-- Excerpted data --
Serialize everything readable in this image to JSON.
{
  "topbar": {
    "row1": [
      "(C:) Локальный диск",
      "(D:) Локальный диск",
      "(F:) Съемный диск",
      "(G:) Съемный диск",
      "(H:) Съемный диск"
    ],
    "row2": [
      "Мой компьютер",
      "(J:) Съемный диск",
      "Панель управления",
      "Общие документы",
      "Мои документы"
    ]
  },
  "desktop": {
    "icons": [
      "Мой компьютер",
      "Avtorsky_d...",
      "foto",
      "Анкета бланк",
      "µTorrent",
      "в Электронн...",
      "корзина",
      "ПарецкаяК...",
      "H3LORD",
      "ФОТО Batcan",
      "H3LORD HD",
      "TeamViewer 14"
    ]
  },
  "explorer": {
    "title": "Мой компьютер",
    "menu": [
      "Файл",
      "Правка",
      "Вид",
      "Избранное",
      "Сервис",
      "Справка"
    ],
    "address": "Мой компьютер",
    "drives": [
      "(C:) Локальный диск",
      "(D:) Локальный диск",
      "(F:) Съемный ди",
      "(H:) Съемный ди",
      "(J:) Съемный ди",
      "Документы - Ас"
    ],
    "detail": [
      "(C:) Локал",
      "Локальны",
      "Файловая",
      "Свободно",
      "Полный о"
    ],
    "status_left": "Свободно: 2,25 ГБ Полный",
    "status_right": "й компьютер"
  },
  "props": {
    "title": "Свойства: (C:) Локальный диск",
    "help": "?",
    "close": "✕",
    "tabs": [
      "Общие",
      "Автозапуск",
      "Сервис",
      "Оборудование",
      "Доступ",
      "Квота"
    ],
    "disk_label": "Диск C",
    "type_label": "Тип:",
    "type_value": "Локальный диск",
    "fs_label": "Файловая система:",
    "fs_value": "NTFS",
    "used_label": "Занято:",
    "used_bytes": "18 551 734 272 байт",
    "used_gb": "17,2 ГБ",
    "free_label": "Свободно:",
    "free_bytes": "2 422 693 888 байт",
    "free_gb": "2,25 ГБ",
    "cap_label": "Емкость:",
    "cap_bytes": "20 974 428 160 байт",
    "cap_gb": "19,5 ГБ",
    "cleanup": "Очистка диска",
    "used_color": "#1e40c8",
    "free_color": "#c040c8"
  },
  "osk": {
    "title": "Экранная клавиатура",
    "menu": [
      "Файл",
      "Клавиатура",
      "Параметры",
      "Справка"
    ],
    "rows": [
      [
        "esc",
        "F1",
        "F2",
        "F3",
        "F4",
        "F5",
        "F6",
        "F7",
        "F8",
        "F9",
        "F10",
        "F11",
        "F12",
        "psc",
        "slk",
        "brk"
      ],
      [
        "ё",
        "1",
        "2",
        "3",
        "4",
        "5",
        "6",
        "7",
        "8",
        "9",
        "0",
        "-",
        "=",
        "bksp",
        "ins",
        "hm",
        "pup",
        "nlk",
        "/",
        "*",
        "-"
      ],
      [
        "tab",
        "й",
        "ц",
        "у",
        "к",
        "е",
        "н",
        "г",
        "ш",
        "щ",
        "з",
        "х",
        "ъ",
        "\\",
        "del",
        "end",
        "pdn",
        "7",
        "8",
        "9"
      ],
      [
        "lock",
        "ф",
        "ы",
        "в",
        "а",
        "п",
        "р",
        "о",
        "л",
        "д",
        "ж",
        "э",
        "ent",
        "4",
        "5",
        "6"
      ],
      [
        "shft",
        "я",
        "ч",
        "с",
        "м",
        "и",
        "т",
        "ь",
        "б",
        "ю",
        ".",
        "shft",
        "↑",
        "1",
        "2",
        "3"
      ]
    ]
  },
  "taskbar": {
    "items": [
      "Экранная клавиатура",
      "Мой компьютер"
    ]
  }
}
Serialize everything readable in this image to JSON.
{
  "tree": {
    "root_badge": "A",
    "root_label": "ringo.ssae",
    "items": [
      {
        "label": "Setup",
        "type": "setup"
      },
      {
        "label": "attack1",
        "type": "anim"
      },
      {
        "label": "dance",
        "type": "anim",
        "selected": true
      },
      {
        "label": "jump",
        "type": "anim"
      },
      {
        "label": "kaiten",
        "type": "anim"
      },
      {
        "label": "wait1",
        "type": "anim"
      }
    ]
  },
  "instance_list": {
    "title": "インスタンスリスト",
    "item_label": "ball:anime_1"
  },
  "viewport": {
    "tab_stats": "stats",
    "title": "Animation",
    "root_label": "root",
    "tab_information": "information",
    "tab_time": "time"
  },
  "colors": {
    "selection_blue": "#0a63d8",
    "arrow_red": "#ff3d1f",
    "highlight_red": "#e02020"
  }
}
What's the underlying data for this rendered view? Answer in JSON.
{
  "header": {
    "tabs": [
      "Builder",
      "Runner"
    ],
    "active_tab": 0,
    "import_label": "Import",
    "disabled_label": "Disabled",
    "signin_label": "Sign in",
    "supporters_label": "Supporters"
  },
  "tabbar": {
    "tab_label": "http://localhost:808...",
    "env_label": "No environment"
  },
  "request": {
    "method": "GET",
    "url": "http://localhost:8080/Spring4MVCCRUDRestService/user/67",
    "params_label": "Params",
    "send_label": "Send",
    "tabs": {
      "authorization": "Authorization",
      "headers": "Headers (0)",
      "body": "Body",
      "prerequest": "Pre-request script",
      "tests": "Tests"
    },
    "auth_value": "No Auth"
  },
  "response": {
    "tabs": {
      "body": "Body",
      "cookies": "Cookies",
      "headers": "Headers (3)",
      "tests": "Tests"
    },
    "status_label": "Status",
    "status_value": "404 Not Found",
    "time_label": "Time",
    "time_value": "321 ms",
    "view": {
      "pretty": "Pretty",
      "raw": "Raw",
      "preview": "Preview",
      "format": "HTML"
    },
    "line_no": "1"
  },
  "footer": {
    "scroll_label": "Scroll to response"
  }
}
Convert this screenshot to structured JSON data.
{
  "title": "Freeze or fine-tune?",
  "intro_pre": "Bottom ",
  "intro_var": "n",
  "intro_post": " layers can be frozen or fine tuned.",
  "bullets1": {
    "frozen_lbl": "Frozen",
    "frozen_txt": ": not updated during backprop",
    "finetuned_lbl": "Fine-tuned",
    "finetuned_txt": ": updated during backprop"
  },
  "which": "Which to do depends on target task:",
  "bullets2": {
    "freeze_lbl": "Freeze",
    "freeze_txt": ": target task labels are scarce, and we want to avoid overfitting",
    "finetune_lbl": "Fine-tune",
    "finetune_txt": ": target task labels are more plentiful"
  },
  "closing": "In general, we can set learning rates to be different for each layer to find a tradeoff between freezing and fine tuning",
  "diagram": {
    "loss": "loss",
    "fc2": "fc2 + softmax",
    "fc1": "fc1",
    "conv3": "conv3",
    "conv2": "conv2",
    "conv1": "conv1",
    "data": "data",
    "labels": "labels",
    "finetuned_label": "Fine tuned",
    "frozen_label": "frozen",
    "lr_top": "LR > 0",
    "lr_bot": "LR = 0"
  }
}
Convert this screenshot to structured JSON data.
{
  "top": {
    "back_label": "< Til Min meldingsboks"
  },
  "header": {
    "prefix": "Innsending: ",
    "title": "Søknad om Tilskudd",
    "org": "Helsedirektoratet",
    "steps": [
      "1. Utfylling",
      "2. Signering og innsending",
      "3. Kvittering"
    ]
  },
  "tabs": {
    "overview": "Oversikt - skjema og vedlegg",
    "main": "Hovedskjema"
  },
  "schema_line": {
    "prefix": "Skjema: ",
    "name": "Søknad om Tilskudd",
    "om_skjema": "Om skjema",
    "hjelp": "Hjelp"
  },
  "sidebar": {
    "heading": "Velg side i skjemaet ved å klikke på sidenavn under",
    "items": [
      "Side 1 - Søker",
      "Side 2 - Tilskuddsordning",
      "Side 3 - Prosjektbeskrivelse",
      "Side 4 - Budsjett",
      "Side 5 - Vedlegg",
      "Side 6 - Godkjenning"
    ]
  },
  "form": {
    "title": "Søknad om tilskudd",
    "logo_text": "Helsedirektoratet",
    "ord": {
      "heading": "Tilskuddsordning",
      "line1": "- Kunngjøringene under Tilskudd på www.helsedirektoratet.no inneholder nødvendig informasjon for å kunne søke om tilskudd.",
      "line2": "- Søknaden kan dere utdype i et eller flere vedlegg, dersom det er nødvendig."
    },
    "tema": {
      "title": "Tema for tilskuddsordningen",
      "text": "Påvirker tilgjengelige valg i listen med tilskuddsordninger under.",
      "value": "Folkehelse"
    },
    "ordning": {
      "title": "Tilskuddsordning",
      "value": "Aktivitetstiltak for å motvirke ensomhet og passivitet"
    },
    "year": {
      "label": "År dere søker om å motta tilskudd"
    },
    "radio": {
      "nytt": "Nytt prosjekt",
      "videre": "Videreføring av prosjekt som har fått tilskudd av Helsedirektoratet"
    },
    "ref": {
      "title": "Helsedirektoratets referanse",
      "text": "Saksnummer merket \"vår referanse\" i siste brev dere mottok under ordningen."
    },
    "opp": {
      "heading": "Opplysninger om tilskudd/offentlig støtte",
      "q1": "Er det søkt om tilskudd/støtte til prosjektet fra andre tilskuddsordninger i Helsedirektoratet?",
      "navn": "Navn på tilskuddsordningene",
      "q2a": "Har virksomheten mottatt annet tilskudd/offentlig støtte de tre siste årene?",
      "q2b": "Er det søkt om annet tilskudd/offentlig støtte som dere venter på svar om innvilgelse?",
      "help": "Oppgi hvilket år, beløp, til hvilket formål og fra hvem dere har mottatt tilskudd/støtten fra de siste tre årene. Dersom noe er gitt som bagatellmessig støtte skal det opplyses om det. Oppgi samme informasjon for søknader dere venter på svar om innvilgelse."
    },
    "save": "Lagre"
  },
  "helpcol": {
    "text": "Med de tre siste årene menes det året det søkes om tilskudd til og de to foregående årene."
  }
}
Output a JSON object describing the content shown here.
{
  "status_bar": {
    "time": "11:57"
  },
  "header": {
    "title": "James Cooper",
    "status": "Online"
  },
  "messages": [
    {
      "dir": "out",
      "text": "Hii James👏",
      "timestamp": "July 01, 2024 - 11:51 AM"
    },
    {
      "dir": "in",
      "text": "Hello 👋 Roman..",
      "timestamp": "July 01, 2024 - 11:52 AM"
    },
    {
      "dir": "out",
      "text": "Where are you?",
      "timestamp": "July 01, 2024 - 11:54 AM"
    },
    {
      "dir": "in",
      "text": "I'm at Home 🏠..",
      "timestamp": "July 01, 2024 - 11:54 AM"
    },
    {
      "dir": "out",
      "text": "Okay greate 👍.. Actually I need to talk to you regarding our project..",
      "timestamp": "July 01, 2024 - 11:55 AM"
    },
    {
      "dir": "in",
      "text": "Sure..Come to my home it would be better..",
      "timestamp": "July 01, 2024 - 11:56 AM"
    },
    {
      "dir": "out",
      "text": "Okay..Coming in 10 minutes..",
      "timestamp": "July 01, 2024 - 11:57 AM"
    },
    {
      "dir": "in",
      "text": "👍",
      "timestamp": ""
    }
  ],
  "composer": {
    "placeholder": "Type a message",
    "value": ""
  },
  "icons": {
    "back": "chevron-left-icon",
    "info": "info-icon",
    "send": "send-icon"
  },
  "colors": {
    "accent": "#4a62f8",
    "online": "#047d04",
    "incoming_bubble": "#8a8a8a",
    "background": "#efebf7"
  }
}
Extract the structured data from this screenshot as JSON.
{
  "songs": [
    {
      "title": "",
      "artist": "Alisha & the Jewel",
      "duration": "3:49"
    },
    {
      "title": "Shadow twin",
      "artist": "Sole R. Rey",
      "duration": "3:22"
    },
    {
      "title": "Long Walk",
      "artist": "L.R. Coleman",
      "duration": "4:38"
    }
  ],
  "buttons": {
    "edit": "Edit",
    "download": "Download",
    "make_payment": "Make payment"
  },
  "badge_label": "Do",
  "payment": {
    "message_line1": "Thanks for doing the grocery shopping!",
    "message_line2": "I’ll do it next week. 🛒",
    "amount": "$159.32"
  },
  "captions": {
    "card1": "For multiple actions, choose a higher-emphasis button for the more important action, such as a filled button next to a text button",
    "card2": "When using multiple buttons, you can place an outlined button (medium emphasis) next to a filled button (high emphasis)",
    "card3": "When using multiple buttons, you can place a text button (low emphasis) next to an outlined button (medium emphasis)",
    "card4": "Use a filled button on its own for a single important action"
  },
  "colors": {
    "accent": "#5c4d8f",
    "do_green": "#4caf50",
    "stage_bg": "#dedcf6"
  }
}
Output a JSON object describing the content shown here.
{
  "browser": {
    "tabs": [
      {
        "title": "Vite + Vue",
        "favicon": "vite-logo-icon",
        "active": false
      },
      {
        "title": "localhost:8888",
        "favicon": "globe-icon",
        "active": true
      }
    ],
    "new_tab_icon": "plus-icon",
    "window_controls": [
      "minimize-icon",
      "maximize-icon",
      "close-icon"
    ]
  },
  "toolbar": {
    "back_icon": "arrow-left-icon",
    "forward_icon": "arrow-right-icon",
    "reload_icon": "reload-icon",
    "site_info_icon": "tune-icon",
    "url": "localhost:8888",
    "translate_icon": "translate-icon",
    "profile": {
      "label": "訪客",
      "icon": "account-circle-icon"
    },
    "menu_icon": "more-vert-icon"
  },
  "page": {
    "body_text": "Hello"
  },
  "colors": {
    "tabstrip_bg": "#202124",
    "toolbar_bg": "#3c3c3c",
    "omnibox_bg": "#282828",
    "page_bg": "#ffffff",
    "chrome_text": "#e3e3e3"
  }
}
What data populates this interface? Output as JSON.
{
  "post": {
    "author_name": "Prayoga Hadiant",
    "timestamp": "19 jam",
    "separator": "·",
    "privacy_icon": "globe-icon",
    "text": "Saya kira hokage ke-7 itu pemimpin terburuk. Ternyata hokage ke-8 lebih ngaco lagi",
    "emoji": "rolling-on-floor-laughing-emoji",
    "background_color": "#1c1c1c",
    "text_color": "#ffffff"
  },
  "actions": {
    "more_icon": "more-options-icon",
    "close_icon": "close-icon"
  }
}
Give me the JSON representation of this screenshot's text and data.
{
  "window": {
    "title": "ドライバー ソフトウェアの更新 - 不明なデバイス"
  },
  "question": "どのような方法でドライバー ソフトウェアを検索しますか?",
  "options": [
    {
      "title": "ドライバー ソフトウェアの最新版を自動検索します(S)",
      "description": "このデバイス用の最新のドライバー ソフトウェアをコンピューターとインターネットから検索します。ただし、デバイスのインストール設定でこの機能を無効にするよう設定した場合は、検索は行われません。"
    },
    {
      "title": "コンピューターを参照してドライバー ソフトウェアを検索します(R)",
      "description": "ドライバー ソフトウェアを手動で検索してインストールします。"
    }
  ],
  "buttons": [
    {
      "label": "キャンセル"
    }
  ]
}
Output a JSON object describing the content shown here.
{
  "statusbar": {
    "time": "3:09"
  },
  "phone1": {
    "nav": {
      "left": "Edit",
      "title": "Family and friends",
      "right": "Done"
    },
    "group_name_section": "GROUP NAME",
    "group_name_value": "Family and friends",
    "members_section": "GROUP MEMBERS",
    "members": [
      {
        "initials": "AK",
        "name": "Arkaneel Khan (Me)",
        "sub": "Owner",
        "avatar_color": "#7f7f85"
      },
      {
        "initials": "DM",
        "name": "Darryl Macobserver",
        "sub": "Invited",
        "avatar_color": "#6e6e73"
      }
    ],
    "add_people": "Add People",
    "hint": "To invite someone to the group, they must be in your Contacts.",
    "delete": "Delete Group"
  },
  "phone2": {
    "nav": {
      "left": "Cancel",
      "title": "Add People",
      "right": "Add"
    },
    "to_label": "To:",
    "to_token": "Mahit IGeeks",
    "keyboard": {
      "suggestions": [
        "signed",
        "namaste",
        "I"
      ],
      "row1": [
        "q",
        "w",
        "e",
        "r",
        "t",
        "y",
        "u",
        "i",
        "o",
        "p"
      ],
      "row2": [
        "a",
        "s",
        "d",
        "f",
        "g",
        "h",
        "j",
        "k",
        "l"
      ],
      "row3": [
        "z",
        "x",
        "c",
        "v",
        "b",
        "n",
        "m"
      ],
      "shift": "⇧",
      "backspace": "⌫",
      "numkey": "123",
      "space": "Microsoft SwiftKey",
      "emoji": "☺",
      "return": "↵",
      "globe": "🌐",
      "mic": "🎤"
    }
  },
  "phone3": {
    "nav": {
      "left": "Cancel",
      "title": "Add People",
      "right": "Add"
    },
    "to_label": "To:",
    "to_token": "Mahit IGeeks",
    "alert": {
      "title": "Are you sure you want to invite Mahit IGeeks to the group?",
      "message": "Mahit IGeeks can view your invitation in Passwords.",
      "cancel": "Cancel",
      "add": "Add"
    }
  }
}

-- Exercise requirements --
Select, from the listing, all lines that include the word "localhost".

-- Written answer --
    "tab_label": "http://localhost:808...",
    "url": "http://localhost:8080/Spring4MVCCRUDRestService/user/67",
        "title": "localhost:8888",
    "url": "localhost:8888",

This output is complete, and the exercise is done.